Identify, in the records below, every line where the string "name" appears, and copy each such line.
-- start of Data to process --
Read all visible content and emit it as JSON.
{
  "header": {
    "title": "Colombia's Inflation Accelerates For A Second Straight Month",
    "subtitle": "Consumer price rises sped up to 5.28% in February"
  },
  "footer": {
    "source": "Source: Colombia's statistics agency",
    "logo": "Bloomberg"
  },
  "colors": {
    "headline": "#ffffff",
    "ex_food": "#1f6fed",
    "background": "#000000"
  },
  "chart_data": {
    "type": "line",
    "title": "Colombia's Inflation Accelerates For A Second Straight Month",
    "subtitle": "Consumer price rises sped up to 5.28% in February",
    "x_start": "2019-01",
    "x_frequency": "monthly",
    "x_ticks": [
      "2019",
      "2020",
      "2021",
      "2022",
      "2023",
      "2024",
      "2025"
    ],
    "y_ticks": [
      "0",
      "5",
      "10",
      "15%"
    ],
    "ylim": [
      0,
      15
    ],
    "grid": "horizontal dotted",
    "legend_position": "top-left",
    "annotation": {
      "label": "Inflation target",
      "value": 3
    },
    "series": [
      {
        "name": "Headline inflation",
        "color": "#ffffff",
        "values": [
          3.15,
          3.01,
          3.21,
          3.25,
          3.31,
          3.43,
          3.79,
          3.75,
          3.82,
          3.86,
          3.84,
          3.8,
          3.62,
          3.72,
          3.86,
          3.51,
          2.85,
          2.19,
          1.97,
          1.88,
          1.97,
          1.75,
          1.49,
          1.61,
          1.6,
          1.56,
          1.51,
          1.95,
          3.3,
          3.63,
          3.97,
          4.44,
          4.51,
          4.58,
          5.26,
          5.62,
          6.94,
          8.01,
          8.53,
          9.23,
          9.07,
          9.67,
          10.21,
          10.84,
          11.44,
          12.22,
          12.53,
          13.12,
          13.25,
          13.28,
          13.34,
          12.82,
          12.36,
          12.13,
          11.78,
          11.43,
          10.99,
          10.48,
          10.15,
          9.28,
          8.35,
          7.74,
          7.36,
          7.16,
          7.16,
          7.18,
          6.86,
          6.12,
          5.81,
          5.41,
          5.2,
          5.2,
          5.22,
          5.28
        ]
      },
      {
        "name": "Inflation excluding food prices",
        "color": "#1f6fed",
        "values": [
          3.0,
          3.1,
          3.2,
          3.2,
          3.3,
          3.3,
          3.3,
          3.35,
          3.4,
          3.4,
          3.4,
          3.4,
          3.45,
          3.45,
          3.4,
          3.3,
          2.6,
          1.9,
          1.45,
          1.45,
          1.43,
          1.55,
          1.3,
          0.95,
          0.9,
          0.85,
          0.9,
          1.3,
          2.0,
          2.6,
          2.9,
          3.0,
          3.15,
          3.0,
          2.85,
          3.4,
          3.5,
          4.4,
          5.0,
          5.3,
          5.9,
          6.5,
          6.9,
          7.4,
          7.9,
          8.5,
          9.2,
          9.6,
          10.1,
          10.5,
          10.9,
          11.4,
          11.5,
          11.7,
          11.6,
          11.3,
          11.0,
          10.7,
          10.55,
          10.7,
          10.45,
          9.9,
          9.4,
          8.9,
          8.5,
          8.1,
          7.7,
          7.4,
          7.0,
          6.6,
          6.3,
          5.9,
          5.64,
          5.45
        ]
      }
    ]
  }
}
-- end of Data to process --
Finished answer:
        "name": "Headline inflation",
        "name": "Inflation excluding food prices",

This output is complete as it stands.